## [Exercise goal]
Tally how many lines hold the string "image". Your reply should be that number alone.

== Material for this exercise ==

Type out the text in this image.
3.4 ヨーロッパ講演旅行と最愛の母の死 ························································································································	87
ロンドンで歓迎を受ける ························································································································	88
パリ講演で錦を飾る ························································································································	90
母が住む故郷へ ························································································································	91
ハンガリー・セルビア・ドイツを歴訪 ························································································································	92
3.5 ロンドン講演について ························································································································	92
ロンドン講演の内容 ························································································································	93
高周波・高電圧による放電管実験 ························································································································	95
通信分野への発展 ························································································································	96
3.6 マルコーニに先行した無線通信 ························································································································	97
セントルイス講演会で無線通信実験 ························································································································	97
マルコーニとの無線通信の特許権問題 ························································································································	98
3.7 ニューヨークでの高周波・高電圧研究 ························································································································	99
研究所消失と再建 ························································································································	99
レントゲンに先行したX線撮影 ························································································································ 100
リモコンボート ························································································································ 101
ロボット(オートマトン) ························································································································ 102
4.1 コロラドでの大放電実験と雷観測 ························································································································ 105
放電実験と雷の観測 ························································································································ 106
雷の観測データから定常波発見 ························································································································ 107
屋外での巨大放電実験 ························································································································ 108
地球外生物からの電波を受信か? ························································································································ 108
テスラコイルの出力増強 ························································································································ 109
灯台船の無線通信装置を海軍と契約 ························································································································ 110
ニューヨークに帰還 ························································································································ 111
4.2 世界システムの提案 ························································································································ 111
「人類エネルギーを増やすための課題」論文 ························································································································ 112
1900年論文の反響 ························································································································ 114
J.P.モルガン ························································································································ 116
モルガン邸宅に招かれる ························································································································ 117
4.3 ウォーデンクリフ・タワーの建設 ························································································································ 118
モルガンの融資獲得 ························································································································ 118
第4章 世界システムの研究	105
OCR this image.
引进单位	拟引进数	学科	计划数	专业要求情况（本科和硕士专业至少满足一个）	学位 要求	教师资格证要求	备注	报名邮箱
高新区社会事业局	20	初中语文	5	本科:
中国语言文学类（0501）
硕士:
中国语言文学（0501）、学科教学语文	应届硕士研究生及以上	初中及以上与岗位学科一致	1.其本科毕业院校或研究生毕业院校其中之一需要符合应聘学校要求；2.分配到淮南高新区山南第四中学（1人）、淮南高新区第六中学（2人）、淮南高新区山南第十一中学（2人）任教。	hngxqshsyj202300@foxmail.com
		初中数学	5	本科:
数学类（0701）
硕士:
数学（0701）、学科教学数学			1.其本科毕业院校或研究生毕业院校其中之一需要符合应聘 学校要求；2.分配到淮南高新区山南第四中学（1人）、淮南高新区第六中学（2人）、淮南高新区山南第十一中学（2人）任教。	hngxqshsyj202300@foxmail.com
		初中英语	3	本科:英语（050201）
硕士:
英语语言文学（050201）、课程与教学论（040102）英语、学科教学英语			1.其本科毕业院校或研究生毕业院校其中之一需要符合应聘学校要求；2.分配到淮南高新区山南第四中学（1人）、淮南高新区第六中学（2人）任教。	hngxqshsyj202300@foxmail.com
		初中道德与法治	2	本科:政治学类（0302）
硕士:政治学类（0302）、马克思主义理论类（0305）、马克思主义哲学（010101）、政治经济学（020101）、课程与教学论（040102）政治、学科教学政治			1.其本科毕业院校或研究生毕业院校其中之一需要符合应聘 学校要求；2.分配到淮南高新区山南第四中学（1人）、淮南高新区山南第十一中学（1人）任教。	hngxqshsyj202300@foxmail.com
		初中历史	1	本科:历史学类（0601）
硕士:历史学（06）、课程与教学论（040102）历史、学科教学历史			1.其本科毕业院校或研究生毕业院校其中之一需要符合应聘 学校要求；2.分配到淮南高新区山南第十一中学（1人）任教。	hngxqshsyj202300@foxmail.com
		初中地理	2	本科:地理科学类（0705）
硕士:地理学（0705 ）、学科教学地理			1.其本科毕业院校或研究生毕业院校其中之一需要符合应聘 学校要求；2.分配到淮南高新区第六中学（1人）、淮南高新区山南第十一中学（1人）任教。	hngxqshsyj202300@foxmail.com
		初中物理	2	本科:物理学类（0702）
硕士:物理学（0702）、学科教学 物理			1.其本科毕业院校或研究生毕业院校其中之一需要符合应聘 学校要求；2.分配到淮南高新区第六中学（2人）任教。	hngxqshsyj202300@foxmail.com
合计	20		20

===

## [Output below]
2